Omit all pictures and give the records below again exactly as written.

-.-.-

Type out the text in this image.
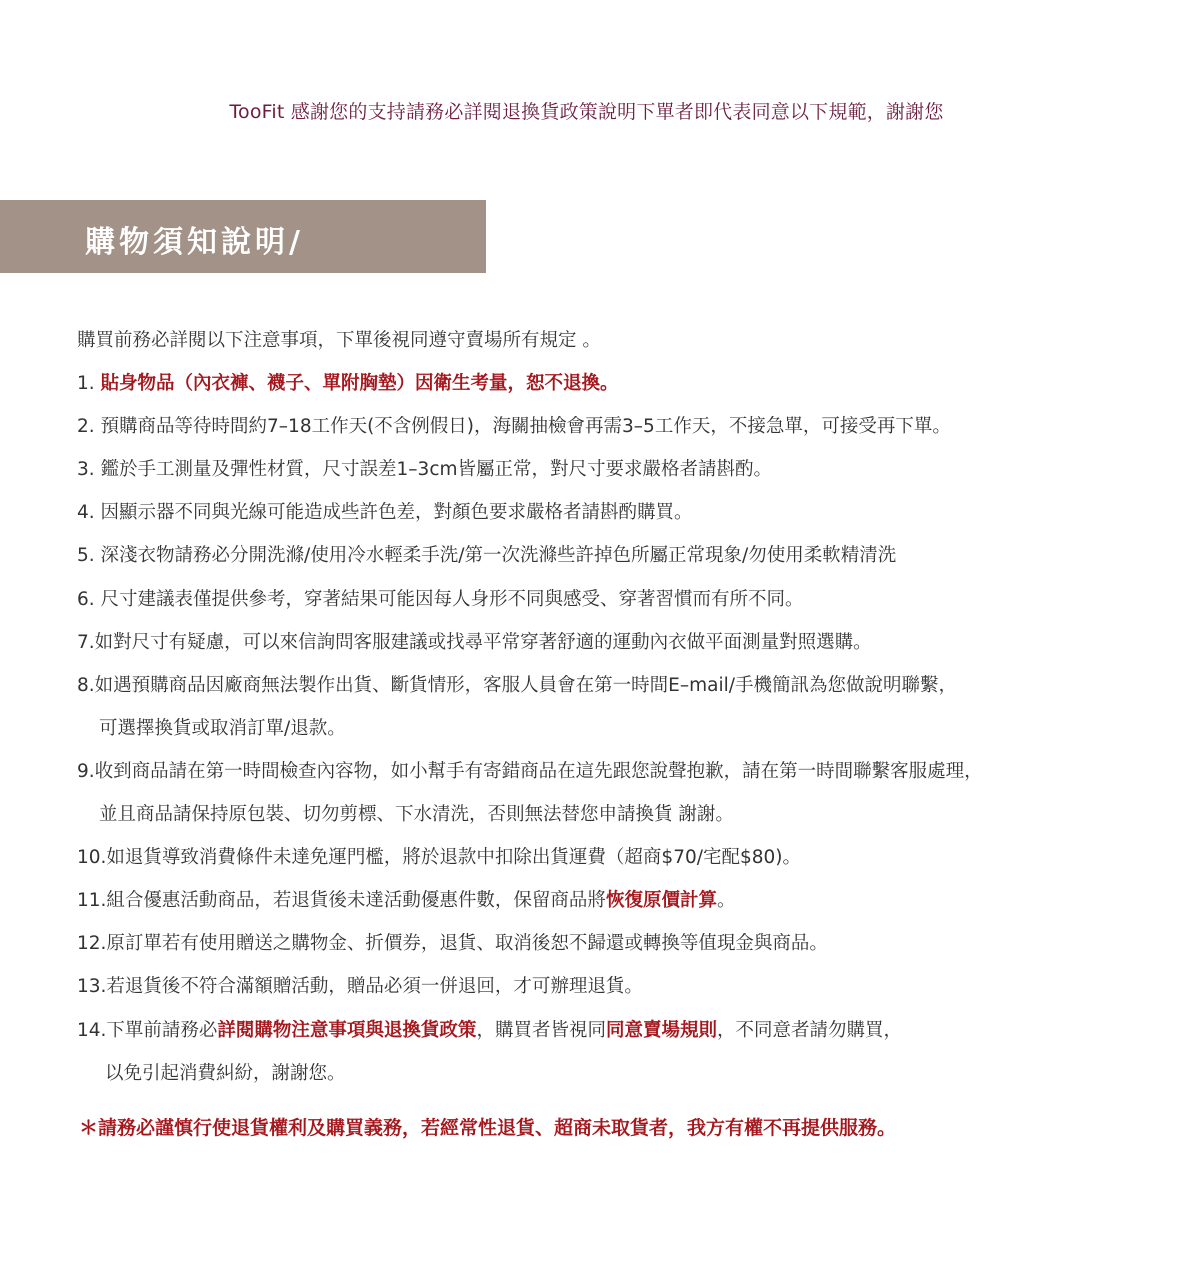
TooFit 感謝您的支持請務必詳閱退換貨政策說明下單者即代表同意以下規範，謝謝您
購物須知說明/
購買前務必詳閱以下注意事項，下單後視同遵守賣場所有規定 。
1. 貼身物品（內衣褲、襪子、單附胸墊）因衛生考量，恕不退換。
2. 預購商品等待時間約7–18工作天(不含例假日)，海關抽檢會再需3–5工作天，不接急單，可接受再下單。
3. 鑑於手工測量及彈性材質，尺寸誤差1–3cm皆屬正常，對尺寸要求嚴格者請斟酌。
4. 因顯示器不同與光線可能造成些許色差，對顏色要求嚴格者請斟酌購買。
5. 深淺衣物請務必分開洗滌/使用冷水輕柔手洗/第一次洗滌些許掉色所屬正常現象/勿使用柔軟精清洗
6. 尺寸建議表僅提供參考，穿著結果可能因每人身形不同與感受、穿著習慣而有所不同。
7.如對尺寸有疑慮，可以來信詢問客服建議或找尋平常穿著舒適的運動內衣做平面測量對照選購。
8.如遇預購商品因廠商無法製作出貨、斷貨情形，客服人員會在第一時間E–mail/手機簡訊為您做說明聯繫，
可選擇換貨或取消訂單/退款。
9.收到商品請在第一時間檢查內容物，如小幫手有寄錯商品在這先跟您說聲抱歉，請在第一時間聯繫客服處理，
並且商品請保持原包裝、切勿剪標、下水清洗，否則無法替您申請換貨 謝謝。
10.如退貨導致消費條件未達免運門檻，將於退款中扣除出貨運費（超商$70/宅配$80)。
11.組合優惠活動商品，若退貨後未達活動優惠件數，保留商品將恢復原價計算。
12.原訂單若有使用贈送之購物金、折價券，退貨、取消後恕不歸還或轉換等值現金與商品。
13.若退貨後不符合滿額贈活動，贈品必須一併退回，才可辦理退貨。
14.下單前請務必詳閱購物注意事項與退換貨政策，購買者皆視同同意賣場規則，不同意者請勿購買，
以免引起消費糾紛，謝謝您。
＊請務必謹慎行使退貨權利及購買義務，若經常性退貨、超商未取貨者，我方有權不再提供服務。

-.-.-

◆ Complete response
Type out the text in this image.
TooFit 感謝您的支持請務必詳閱退換貨政策說明下單者即代表同意以下規範，謝謝您
購物須知說明/
購買前務必詳閱以下注意事項，下單後視同遵守賣場所有規定 。
1. 貼身物品（內衣褲、襪子、單附胸墊）因衛生考量，恕不退換。
2. 預購商品等待時間約7–18工作天(不含例假日)，海關抽檢會再需3–5工作天，不接急單，可接受再下單。
3. 鑑於手工測量及彈性材質，尺寸誤差1–3cm皆屬正常，對尺寸要求嚴格者請斟酌。
4. 因顯示器不同與光線可能造成些許色差，對顏色要求嚴格者請斟酌購買。
5. 深淺衣物請務必分開洗滌/使用冷水輕柔手洗/第一次洗滌些許掉色所屬正常現象/勿使用柔軟精清洗
6. 尺寸建議表僅提供參考，穿著結果可能因每人身形不同與感受、穿著習慣而有所不同。
7.如對尺寸有疑慮，可以來信詢問客服建議或找尋平常穿著舒適的運動內衣做平面測量對照選購。
8.如遇預購商品因廠商無法製作出貨、斷貨情形，客服人員會在第一時間E–mail/手機簡訊為您做說明聯繫，
可選擇換貨或取消訂單/退款。
9.收到商品請在第一時間檢查內容物，如小幫手有寄錯商品在這先跟您說聲抱歉，請在第一時間聯繫客服處理，
並且商品請保持原包裝、切勿剪標、下水清洗，否則無法替您申請換貨 謝謝。
10.如退貨導致消費條件未達免運門檻，將於退款中扣除出貨運費（超商$70/宅配$80)。
11.組合優惠活動商品，若退貨後未達活動優惠件數，保留商品將恢復原價計算。
12.原訂單若有使用贈送之購物金、折價券，退貨、取消後恕不歸還或轉換等值現金與商品。
13.若退貨後不符合滿額贈活動，贈品必須一併退回，才可辦理退貨。
14.下單前請務必詳閱購物注意事項與退換貨政策，購買者皆視同同意賣場規則，不同意者請勿購買，
以免引起消費糾紛，謝謝您。
＊請務必謹慎行使退貨權利及購買義務，若經常性退貨、超商未取貨者，我方有權不再提供服務。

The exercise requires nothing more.